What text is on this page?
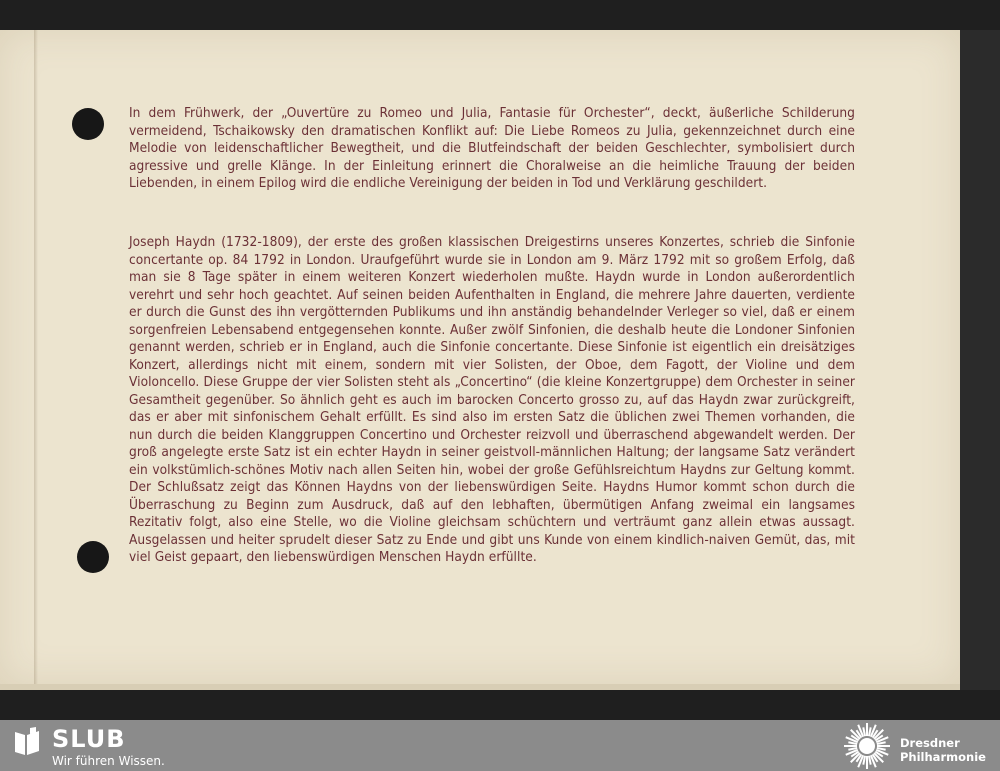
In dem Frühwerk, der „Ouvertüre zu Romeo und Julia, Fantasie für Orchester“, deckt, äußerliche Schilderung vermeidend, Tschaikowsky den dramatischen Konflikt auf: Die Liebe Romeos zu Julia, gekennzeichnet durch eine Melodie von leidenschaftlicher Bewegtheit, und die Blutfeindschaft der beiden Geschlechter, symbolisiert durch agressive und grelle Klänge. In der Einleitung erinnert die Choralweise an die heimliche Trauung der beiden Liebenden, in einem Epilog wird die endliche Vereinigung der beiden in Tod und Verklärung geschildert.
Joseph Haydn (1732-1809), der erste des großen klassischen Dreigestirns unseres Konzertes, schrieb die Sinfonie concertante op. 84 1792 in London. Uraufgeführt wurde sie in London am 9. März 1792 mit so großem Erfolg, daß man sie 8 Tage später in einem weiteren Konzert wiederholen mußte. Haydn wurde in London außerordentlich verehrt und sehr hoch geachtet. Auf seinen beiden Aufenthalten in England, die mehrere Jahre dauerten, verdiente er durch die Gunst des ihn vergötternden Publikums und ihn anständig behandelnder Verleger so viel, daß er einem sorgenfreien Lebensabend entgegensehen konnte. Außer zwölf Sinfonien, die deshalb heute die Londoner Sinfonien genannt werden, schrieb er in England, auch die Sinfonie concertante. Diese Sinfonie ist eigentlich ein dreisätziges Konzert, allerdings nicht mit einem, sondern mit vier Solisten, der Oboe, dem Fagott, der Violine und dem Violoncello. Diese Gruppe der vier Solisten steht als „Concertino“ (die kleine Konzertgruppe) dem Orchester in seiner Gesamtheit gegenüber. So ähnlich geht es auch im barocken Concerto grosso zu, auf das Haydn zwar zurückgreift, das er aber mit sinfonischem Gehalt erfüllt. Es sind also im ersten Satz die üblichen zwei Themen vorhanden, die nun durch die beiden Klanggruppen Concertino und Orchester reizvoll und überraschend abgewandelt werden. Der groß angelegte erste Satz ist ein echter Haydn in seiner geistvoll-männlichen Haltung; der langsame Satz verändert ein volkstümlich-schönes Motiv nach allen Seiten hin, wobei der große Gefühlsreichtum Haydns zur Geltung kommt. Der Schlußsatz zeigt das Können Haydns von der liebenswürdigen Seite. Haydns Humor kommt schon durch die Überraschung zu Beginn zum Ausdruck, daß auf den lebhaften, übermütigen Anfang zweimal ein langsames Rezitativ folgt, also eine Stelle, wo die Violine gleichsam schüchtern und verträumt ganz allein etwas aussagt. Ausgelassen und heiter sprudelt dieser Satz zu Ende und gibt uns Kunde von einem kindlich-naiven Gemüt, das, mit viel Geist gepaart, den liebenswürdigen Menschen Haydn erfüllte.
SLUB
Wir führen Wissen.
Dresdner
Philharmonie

==

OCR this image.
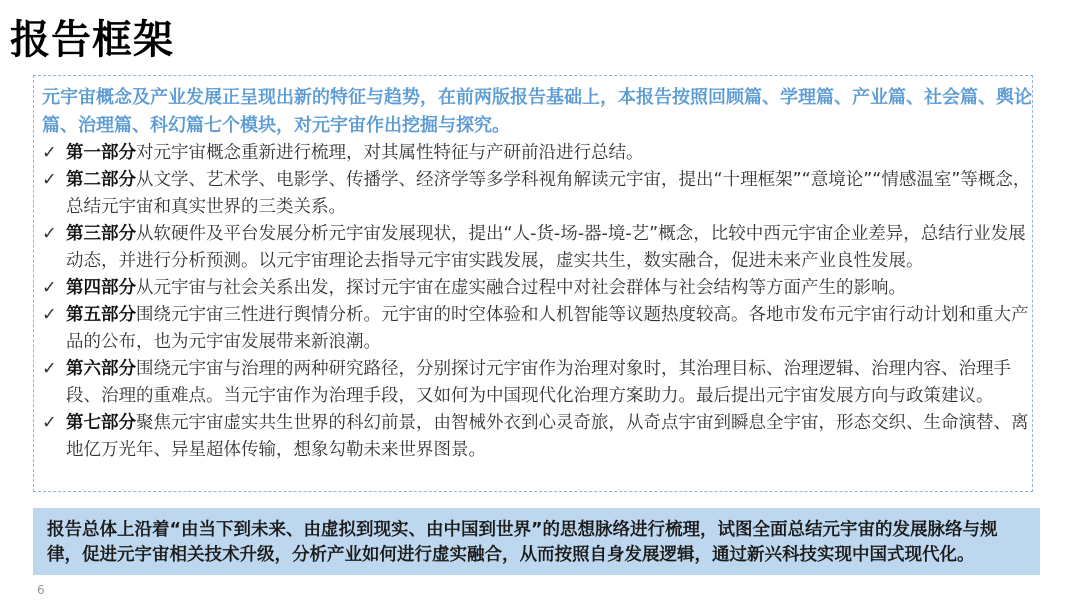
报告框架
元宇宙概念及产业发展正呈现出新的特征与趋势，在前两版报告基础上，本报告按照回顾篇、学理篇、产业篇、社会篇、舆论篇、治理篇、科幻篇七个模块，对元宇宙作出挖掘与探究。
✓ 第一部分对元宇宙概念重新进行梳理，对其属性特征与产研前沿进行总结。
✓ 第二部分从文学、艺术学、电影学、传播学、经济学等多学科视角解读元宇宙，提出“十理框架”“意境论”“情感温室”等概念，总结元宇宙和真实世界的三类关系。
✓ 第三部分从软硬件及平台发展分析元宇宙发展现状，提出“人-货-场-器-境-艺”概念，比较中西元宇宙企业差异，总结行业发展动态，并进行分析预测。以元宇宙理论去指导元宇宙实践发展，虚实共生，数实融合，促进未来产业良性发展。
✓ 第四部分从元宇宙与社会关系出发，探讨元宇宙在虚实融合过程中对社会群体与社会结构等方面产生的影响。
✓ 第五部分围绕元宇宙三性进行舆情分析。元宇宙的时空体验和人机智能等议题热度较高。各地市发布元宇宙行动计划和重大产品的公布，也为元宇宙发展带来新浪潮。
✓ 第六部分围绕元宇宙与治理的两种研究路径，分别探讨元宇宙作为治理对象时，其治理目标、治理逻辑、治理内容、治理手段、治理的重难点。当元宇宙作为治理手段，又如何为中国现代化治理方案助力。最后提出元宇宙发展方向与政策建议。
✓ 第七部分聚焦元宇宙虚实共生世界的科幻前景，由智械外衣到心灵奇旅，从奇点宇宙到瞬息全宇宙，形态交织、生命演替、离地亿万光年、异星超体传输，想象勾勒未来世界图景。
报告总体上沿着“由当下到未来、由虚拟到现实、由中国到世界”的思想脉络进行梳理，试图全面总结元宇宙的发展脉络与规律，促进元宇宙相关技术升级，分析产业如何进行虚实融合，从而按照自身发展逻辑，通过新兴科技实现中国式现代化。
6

◆ Task instructions
Track down every line with the word "this" and copy it.

◆ Correct answer
What text is on this page?
OCR this image.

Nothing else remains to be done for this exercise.